> [Short task]
Find and copy every line in the records that includes the string "Reference".

> [Data for processing]
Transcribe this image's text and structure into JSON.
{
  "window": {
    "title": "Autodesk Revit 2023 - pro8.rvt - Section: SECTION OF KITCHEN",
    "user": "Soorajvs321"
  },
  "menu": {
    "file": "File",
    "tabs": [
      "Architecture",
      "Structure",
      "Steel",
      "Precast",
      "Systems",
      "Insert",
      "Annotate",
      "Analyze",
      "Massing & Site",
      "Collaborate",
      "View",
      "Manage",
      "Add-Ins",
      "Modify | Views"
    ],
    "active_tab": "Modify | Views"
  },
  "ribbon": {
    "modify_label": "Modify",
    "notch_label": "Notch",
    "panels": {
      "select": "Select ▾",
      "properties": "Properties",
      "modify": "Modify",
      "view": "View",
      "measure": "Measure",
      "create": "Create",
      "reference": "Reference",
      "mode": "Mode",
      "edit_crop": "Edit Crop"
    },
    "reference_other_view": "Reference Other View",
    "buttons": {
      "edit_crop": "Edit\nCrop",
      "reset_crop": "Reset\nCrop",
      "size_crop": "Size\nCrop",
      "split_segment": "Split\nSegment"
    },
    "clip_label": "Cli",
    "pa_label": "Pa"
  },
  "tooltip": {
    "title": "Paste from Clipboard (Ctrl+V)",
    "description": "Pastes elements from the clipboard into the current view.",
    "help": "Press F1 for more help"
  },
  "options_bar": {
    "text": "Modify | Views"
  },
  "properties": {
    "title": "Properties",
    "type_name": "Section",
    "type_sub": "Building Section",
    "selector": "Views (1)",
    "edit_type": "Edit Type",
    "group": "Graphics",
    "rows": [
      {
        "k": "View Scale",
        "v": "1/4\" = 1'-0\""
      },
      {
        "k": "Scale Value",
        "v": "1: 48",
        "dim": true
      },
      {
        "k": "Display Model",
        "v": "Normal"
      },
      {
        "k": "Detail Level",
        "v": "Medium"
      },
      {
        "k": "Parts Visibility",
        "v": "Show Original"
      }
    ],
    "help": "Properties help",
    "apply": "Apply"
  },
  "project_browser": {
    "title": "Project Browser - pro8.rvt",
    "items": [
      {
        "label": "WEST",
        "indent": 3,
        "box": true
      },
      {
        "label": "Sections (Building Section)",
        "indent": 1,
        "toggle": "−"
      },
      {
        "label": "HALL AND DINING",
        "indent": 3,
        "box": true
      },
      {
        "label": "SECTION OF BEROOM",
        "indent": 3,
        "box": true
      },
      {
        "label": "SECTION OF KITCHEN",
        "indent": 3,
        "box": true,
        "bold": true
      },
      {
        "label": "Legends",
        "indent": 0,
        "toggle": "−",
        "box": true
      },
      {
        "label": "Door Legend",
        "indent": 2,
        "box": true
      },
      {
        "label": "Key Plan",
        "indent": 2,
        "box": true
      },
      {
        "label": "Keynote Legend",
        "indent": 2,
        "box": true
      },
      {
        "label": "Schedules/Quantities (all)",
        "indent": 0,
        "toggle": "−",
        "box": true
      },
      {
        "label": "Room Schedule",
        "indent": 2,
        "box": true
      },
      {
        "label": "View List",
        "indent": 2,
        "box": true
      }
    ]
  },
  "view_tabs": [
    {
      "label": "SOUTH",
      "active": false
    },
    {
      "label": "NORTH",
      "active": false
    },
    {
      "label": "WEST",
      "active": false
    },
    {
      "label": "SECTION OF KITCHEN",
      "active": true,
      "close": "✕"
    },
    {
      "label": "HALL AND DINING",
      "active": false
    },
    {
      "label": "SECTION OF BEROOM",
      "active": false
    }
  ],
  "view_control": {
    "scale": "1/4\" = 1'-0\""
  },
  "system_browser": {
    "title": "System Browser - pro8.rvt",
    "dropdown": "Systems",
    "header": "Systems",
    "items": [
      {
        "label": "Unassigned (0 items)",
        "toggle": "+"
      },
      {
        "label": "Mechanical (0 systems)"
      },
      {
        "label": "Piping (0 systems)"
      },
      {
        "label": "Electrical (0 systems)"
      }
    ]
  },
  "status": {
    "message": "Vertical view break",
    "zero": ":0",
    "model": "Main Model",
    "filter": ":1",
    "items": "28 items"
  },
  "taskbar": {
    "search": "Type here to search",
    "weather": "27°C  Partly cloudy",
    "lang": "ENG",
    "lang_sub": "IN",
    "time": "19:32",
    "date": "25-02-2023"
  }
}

> [Answer for this exercise]
      "reference": "Reference",
    "reference_other_view": "Reference Other View",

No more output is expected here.